The records below are to be repeated in full, exactly as they are.

— Begin DATA IN THIS EXERCISE —

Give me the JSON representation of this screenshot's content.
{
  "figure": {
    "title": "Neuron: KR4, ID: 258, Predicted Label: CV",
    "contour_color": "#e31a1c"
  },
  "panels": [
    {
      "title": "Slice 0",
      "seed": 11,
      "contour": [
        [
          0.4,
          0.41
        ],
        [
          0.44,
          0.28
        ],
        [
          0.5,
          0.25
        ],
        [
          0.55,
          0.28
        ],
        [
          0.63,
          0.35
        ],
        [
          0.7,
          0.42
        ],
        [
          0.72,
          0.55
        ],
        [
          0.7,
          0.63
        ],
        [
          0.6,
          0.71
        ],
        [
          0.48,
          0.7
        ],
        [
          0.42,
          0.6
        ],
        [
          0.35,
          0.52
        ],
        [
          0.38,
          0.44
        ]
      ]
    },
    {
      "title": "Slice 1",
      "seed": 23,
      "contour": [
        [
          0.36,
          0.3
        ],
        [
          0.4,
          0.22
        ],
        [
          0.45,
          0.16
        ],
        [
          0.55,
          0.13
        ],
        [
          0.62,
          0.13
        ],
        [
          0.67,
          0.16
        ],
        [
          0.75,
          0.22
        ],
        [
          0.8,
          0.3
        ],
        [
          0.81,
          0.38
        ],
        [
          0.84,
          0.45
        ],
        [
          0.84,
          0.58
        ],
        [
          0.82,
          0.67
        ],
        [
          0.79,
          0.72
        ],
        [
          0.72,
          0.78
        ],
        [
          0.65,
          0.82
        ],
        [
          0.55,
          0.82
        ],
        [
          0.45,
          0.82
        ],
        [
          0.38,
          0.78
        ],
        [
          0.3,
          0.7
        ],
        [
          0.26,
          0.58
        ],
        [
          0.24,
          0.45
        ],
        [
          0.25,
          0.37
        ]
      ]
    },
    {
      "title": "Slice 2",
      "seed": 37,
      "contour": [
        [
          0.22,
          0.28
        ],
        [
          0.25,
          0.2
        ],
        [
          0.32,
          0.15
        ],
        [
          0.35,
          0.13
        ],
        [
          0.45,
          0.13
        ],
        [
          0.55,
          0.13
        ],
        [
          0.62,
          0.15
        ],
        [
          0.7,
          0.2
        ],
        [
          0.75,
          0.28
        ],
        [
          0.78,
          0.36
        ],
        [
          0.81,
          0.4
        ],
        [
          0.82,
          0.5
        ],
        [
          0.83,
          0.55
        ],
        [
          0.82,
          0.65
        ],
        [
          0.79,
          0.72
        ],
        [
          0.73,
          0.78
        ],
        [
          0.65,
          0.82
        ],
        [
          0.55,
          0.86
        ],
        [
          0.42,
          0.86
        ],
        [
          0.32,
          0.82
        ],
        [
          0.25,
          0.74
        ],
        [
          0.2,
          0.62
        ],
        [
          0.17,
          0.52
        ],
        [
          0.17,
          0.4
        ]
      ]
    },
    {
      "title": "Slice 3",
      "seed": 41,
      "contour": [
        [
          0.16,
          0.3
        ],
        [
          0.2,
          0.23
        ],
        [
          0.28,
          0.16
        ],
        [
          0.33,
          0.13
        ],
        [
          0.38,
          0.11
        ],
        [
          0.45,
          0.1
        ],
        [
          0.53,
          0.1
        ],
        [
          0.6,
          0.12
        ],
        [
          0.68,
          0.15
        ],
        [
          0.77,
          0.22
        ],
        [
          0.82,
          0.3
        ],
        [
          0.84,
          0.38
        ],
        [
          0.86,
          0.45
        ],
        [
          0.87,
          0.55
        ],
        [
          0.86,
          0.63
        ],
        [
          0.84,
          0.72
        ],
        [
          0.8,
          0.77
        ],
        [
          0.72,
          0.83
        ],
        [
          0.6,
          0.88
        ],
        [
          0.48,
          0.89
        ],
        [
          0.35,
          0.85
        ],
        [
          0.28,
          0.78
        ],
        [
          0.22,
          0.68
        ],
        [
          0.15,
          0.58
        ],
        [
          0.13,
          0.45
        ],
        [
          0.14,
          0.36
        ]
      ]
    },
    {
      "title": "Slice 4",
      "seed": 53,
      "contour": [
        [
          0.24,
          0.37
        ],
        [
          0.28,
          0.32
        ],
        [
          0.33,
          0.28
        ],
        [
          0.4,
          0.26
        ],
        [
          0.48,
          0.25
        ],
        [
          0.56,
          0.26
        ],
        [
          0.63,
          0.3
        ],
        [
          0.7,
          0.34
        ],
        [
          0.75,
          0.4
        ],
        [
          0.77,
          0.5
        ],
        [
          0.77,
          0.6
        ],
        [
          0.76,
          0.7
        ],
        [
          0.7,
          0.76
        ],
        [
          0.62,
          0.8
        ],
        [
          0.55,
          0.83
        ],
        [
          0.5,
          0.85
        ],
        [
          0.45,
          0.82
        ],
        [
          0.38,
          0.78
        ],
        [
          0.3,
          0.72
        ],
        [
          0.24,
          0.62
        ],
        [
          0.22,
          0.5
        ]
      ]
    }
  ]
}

— End DATA IN THIS EXERCISE —

EXPECTED ANSWER =
Give me the JSON representation of this screenshot's content.
{
  "figure": {
    "title": "Neuron: KR4, ID: 258, Predicted Label: CV",
    "contour_color": "#e31a1c"
  },
  "panels": [
    {
      "title": "Slice 0",
      "seed": 11,
      "contour": [
        [
          0.4,
          0.41
        ],
        [
          0.44,
          0.28
        ],
        [
          0.5,
          0.25
        ],
        [
          0.55,
          0.28
        ],
        [
          0.63,
          0.35
        ],
        [
          0.7,
          0.42
        ],
        [
          0.72,
          0.55
        ],
        [
          0.7,
          0.63
        ],
        [
          0.6,
          0.71
        ],
        [
          0.48,
          0.7
        ],
        [
          0.42,
          0.6
        ],
        [
          0.35,
          0.52
        ],
        [
          0.38,
          0.44
        ]
      ]
    },
    {
      "title": "Slice 1",
      "seed": 23,
      "contour": [
        [
          0.36,
          0.3
        ],
        [
          0.4,
          0.22
        ],
        [
          0.45,
          0.16
        ],
        [
          0.55,
          0.13
        ],
        [
          0.62,
          0.13
        ],
        [
          0.67,
          0.16
        ],
        [
          0.75,
          0.22
        ],
        [
          0.8,
          0.3
        ],
        [
          0.81,
          0.38
        ],
        [
          0.84,
          0.45
        ],
        [
          0.84,
          0.58
        ],
        [
          0.82,
          0.67
        ],
        [
          0.79,
          0.72
        ],
        [
          0.72,
          0.78
        ],
        [
          0.65,
          0.82
        ],
        [
          0.55,
          0.82
        ],
        [
          0.45,
          0.82
        ],
        [
          0.38,
          0.78
        ],
        [
          0.3,
          0.7
        ],
        [
          0.26,
          0.58
        ],
        [
          0.24,
          0.45
        ],
        [
          0.25,
          0.37
        ]
      ]
    },
    {
      "title": "Slice 2",
      "seed": 37,
      "contour": [
        [
          0.22,
          0.28
        ],
        [
          0.25,
          0.2
        ],
        [
          0.32,
          0.15
        ],
        [
          0.35,
          0.13
        ],
        [
          0.45,
          0.13
        ],
        [
          0.55,
          0.13
        ],
        [
          0.62,
          0.15
        ],
        [
          0.7,
          0.2
        ],
        [
          0.75,
          0.28
        ],
        [
          0.78,
          0.36
        ],
        [
          0.81,
          0.4
        ],
        [
          0.82,
          0.5
        ],
        [
          0.83,
          0.55
        ],
        [
          0.82,
          0.65
        ],
        [
          0.79,
          0.72
        ],
        [
          0.73,
          0.78
        ],
        [
          0.65,
          0.82
        ],
        [
          0.55,
          0.86
        ],
        [
          0.42,
          0.86
        ],
        [
          0.32,
          0.82
        ],
        [
          0.25,
          0.74
        ],
        [
          0.2,
          0.62
        ],
        [
          0.17,
          0.52
        ],
        [
          0.17,
          0.4
        ]
      ]
    },
    {
      "title": "Slice 3",
      "seed": 41,
      "contour": [
        [
          0.16,
          0.3
        ],
        [
          0.2,
          0.23
        ],
        [
          0.28,
          0.16
        ],
        [
          0.33,
          0.13
        ],
        [
          0.38,
          0.11
        ],
        [
          0.45,
          0.1
        ],
        [
          0.53,
          0.1
        ],
        [
          0.6,
          0.12
        ],
        [
          0.68,
          0.15
        ],
        [
          0.77,
          0.22
        ],
        [
          0.82,
          0.3
        ],
        [
          0.84,
          0.38
        ],
        [
          0.86,
          0.45
        ],
        [
          0.87,
          0.55
        ],
        [
          0.86,
          0.63
        ],
        [
          0.84,
          0.72
        ],
        [
          0.8,
          0.77
        ],
        [
          0.72,
          0.83
        ],
        [
          0.6,
          0.88
        ],
        [
          0.48,
          0.89
        ],
        [
          0.35,
          0.85
        ],
        [
          0.28,
          0.78
        ],
        [
          0.22,
          0.68
        ],
        [
          0.15,
          0.58
        ],
        [
          0.13,
          0.45
        ],
        [
          0.14,
          0.36
        ]
      ]
    },
    {
      "title": "Slice 4",
      "seed": 53,
      "contour": [
        [
          0.24,
          0.37
        ],
        [
          0.28,
          0.32
        ],
        [
          0.33,
          0.28
        ],
        [
          0.4,
          0.26
        ],
        [
          0.48,
          0.25
        ],
        [
          0.56,
          0.26
        ],
        [
          0.63,
          0.3
        ],
        [
          0.7,
          0.34
        ],
        [
          0.75,
          0.4
        ],
        [
          0.77,
          0.5
        ],
        [
          0.77,
          0.6
        ],
        [
          0.76,
          0.7
        ],
        [
          0.7,
          0.76
        ],
        [
          0.62,
          0.8
        ],
        [
          0.55,
          0.83
        ],
        [
          0.5,
          0.85
        ],
        [
          0.45,
          0.82
        ],
        [
          0.38,
          0.78
        ],
        [
          0.3,
          0.72
        ],
        [
          0.24,
          0.62
        ],
        [
          0.22,
          0.5
        ]
      ]
    }
  ]
}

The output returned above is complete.